WHAT TO PRODUCE: Each entry in the listing below should be restated word for word.

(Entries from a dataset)
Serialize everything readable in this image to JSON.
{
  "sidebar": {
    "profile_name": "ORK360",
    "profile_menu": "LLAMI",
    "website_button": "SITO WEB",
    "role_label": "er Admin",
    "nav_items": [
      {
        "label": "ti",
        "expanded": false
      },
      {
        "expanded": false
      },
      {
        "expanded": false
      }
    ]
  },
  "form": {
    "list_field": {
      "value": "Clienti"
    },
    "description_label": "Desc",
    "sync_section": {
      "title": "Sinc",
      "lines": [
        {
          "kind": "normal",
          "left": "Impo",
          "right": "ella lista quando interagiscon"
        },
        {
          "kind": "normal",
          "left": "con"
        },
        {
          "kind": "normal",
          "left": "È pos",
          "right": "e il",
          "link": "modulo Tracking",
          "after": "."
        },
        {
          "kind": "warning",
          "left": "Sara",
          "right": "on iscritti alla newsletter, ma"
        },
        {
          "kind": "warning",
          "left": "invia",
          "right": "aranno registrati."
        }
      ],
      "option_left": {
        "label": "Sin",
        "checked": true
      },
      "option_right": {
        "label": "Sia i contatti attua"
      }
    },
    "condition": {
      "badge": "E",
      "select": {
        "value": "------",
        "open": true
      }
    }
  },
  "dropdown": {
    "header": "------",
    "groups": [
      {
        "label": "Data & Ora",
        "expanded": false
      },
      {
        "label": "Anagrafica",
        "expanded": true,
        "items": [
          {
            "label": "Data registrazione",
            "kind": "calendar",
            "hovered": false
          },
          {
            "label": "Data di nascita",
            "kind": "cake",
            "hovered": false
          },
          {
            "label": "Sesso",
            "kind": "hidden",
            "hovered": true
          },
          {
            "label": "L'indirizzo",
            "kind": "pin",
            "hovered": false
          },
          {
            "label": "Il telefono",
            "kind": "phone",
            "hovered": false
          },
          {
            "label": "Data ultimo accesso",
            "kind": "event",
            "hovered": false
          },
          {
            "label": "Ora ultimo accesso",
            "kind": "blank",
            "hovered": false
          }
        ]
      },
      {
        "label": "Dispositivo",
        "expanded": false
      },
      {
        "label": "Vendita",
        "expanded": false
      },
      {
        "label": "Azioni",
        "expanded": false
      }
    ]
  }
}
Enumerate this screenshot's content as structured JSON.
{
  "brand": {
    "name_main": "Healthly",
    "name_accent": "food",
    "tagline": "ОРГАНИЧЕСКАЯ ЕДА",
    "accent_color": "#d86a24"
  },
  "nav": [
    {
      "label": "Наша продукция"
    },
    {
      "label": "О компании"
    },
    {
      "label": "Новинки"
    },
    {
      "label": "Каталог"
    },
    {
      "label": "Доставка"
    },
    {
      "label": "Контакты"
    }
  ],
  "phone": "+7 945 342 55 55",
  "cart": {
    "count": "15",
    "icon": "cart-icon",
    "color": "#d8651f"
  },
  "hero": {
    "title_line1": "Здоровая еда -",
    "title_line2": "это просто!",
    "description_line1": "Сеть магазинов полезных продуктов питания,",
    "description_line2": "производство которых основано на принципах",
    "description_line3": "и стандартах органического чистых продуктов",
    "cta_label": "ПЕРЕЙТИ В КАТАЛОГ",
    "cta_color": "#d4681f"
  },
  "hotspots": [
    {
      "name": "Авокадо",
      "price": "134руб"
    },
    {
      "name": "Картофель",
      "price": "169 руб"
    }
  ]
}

TASK RESULT:
Serialize everything readable in this image to JSON.
{
  "sidebar": {
    "profile_name": "ORK360",
    "profile_menu": "LLAMI",
    "website_button": "SITO WEB",
    "role_label": "er Admin",
    "nav_items": [
      {
        "label": "ti",
        "expanded": false
      },
      {
        "expanded": false
      },
      {
        "expanded": false
      }
    ]
  },
  "form": {
    "list_field": {
      "value": "Clienti"
    },
    "description_label": "Desc",
    "sync_section": {
      "title": "Sinc",
      "lines": [
        {
          "kind": "normal",
          "left": "Impo",
          "right": "ella lista quando interagiscon"
        },
        {
          "kind": "normal",
          "left": "con"
        },
        {
          "kind": "normal",
          "left": "È pos",
          "right": "e il",
          "link": "modulo Tracking",
          "after": "."
        },
        {
          "kind": "warning",
          "left": "Sara",
          "right": "on iscritti alla newsletter, ma"
        },
        {
          "kind": "warning",
          "left": "invia",
          "right": "aranno registrati."
        }
      ],
      "option_left": {
        "label": "Sin",
        "checked": true
      },
      "option_right": {
        "label": "Sia i contatti attua"
      }
    },
    "condition": {
      "badge": "E",
      "select": {
        "value": "------",
        "open": true
      }
    }
  },
  "dropdown": {
    "header": "------",
    "groups": [
      {
        "label": "Data & Ora",
        "expanded": false
      },
      {
        "label": "Anagrafica",
        "expanded": true,
        "items": [
          {
            "label": "Data registrazione",
            "kind": "calendar",
            "hovered": false
          },
          {
            "label": "Data di nascita",
            "kind": "cake",
            "hovered": false
          },
          {
            "label": "Sesso",
            "kind": "hidden",
            "hovered": true
          },
          {
            "label": "L'indirizzo",
            "kind": "pin",
            "hovered": false
          },
          {
            "label": "Il telefono",
            "kind": "phone",
            "hovered": false
          },
          {
            "label": "Data ultimo accesso",
            "kind": "event",
            "hovered": false
          },
          {
            "label": "Ora ultimo accesso",
            "kind": "blank",
            "hovered": false
          }
        ]
      },
      {
        "label": "Dispositivo",
        "expanded": false
      },
      {
        "label": "Vendita",
        "expanded": false
      },
      {
        "label": "Azioni",
        "expanded": false
      }
    ]
  }
}
Enumerate this screenshot's content as structured JSON.
{
  "brand": {
    "name_main": "Healthly",
    "name_accent": "food",
    "tagline": "ОРГАНИЧЕСКАЯ ЕДА",
    "accent_color": "#d86a24"
  },
  "nav": [
    {
      "label": "Наша продукция"
    },
    {
      "label": "О компании"
    },
    {
      "label": "Новинки"
    },
    {
      "label": "Каталог"
    },
    {
      "label": "Доставка"
    },
    {
      "label": "Контакты"
    }
  ],
  "phone": "+7 945 342 55 55",
  "cart": {
    "count": "15",
    "icon": "cart-icon",
    "color": "#d8651f"
  },
  "hero": {
    "title_line1": "Здоровая еда -",
    "title_line2": "это просто!",
    "description_line1": "Сеть магазинов полезных продуктов питания,",
    "description_line2": "производство которых основано на принципах",
    "description_line3": "и стандартах органического чистых продуктов",
    "cta_label": "ПЕРЕЙТИ В КАТАЛОГ",
    "cta_color": "#d4681f"
  },
  "hotspots": [
    {
      "name": "Авокадо",
      "price": "134руб"
    },
    {
      "name": "Картофель",
      "price": "169 руб"
    }
  ]
}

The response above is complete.